## start Supplied entries
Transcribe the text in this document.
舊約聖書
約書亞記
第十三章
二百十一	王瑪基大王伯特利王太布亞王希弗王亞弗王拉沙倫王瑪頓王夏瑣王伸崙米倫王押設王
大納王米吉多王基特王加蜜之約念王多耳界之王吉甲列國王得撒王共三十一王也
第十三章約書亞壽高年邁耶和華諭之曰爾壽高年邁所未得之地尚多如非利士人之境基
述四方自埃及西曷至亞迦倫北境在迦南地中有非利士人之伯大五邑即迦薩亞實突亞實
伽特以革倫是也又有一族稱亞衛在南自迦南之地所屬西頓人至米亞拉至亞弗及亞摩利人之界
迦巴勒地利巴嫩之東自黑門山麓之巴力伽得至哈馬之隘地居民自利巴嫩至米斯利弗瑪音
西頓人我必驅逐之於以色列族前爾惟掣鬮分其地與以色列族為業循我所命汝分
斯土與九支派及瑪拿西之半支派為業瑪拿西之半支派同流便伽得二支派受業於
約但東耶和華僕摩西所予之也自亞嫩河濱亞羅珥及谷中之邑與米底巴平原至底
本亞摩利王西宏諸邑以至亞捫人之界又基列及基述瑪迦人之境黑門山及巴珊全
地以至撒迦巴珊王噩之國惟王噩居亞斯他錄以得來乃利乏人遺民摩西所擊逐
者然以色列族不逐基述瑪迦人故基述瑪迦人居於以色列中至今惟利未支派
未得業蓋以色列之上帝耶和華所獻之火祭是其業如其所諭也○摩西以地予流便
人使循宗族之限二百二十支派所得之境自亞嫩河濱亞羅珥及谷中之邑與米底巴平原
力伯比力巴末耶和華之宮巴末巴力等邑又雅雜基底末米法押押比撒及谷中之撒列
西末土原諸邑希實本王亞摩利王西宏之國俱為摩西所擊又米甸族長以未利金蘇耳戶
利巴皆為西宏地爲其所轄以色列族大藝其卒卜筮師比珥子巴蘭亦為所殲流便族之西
## end Supplied entries
Task directions – Extract all of the material exactly as it is written.

Exercise answer –
Transcribe the text in this document.
舊約聖書
約書亞記
第十三章
二百十一	王瑪基大王伯特利王太布亞王希弗王亞弗王拉沙倫王瑪頓王夏瑣王伸崙米倫王押設王
大納王米吉多王基特王加蜜之約念王多耳界之王吉甲列國王得撒王共三十一王也
第十三章約書亞壽高年邁耶和華諭之曰爾壽高年邁所未得之地尚多如非利士人之境基
述四方自埃及西曷至亞迦倫北境在迦南地中有非利士人之伯大五邑即迦薩亞實突亞實
伽特以革倫是也又有一族稱亞衛在南自迦南之地所屬西頓人至米亞拉至亞弗及亞摩利人之界
迦巴勒地利巴嫩之東自黑門山麓之巴力伽得至哈馬之隘地居民自利巴嫩至米斯利弗瑪音
西頓人我必驅逐之於以色列族前爾惟掣鬮分其地與以色列族為業循我所命汝分
斯土與九支派及瑪拿西之半支派為業瑪拿西之半支派同流便伽得二支派受業於
約但東耶和華僕摩西所予之也自亞嫩河濱亞羅珥及谷中之邑與米底巴平原至底
本亞摩利王西宏諸邑以至亞捫人之界又基列及基述瑪迦人之境黑門山及巴珊全
地以至撒迦巴珊王噩之國惟王噩居亞斯他錄以得來乃利乏人遺民摩西所擊逐
者然以色列族不逐基述瑪迦人故基述瑪迦人居於以色列中至今惟利未支派
未得業蓋以色列之上帝耶和華所獻之火祭是其業如其所諭也○摩西以地予流便
人使循宗族之限二百二十支派所得之境自亞嫩河濱亞羅珥及谷中之邑與米底巴平原
力伯比力巴末耶和華之宮巴末巴力等邑又雅雜基底末米法押押比撒及谷中之撒列
西末土原諸邑希實本王亞摩利王西宏之國俱為摩西所擊又米甸族長以未利金蘇耳戶
利巴皆為西宏地爲其所轄以色列族大藝其卒卜筮師比珥子巴蘭亦為所殲流便族之西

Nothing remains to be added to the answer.